**** Supplied records

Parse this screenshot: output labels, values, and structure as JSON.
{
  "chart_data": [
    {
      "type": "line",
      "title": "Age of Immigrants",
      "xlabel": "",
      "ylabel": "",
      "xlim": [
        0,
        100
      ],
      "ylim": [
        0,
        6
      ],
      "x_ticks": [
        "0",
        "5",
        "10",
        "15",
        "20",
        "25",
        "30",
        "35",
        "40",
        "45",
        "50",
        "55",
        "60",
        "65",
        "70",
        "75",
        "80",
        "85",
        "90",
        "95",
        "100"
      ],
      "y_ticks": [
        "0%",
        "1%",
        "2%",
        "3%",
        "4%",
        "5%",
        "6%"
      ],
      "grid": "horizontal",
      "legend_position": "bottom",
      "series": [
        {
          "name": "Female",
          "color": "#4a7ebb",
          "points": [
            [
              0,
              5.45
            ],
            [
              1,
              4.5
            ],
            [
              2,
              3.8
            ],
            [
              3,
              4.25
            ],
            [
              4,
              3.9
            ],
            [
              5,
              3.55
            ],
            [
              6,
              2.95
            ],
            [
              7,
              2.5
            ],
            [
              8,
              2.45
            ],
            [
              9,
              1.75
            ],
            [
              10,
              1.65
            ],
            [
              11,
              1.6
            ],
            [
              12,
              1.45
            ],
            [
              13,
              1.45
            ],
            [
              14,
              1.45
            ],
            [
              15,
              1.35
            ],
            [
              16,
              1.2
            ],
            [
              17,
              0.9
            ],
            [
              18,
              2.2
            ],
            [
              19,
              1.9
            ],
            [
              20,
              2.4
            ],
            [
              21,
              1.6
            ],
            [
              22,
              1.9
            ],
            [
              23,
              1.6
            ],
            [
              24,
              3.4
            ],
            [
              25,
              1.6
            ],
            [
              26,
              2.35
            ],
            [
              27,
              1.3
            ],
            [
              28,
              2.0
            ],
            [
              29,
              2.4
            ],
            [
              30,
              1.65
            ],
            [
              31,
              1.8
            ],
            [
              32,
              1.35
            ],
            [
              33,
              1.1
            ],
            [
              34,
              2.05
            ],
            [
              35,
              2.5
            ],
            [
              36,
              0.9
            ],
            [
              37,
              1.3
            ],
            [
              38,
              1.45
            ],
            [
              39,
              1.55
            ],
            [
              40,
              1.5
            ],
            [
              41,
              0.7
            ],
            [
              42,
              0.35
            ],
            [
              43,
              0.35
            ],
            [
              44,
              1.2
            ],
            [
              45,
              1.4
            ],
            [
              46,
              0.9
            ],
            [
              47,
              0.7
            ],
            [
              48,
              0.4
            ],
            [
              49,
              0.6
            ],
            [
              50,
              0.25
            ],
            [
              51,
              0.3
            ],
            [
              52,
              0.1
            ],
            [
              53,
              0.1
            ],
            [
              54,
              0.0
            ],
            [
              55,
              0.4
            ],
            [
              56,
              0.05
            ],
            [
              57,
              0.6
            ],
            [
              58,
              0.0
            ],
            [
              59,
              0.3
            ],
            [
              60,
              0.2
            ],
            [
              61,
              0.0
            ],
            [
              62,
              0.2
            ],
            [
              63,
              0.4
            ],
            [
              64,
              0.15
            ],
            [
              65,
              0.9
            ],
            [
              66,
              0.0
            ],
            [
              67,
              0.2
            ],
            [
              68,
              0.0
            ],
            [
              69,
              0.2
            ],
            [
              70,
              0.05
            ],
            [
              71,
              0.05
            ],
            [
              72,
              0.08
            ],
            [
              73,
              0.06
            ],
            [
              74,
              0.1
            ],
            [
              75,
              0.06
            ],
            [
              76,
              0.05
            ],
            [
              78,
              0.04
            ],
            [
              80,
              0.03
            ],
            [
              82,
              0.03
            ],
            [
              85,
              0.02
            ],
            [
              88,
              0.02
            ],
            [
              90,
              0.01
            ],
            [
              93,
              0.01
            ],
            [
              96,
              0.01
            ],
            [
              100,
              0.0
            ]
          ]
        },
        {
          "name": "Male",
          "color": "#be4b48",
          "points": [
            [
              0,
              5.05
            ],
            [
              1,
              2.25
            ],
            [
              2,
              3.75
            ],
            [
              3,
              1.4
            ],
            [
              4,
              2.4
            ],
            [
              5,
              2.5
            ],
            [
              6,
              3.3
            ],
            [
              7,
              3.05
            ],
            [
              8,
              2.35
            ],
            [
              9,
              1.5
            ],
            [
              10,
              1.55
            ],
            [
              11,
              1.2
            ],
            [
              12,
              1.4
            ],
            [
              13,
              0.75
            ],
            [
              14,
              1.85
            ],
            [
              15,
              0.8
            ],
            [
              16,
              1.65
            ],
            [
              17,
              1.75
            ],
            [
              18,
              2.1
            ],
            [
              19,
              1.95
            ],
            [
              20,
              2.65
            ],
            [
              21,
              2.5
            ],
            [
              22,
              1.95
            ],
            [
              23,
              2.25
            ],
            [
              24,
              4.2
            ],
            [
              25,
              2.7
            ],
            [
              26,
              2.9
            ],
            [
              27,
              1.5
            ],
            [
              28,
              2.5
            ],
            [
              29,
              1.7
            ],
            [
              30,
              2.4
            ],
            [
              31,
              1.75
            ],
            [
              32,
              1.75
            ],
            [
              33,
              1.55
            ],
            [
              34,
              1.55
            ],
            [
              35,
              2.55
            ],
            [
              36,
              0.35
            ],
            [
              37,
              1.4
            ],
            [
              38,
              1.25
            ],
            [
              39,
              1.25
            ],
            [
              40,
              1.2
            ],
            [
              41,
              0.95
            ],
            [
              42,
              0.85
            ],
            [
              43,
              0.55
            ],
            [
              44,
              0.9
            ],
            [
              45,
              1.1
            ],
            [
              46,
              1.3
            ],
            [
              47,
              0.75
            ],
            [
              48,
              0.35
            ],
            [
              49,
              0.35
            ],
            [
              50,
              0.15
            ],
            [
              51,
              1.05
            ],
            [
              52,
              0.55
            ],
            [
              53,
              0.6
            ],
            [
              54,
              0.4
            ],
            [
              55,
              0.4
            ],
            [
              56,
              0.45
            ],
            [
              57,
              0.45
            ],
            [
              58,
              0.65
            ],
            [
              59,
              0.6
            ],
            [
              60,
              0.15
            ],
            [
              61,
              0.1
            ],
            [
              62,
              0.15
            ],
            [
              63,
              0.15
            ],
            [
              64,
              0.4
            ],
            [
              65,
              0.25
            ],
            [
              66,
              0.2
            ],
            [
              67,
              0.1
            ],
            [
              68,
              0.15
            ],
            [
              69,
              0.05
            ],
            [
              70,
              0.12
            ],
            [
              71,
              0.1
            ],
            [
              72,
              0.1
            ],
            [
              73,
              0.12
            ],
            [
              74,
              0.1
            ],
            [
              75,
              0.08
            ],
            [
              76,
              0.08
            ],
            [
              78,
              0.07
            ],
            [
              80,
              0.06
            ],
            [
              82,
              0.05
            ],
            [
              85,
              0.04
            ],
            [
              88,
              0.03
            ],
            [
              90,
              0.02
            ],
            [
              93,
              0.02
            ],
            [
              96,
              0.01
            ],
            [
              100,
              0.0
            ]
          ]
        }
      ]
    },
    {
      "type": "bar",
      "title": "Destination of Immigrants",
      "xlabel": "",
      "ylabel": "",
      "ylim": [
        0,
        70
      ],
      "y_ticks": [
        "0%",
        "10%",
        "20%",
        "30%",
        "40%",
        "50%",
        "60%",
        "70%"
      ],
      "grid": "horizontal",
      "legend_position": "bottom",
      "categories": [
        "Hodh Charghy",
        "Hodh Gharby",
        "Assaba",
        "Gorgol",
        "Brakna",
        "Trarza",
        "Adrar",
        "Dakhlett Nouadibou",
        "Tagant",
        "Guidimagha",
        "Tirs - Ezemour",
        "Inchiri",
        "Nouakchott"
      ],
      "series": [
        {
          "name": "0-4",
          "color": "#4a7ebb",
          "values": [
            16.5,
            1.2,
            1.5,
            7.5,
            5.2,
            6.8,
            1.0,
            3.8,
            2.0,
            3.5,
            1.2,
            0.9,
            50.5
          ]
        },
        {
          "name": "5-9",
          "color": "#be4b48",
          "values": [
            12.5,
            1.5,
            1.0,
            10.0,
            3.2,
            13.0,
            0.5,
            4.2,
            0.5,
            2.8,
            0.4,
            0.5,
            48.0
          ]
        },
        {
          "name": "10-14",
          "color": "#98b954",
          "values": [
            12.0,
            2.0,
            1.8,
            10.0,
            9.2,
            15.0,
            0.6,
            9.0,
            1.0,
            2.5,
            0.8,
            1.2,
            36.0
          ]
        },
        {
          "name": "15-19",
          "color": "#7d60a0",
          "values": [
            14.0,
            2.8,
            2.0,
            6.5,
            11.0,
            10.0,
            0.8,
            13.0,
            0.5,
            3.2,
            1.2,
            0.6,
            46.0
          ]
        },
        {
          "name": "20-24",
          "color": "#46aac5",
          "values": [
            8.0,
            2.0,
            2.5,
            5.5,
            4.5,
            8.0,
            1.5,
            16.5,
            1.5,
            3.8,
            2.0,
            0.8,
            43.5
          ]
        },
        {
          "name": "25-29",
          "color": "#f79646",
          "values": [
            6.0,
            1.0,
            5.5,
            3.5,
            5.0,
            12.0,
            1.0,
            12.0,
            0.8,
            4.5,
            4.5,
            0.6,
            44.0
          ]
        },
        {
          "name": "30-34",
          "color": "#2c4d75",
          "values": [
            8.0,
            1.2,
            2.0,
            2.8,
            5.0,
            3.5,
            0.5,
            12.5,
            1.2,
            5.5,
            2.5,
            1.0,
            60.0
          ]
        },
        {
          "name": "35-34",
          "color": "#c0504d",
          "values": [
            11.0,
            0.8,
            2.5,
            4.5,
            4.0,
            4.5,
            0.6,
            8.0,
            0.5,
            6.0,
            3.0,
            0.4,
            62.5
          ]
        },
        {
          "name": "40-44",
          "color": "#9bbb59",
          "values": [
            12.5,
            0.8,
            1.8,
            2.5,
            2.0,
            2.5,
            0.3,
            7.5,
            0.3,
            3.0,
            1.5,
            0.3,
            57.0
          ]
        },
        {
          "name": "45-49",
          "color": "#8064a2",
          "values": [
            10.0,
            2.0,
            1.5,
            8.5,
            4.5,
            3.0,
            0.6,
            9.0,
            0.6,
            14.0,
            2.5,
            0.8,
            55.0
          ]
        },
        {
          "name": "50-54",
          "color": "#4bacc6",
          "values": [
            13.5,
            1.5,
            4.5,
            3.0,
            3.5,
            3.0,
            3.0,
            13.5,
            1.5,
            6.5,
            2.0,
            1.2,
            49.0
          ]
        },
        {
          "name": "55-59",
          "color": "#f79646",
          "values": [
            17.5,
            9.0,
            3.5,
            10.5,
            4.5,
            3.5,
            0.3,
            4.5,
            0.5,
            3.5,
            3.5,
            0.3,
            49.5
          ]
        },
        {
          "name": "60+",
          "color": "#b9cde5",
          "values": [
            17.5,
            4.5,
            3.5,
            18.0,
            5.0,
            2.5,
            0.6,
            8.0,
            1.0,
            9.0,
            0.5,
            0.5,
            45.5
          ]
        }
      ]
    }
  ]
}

********

## [Short exercise]
Copy out each line of the data where the string "Immigrants" appears.

## [Response for this exercise]
      "title": "Age of Immigrants",
      "title": "Destination of Immigrants",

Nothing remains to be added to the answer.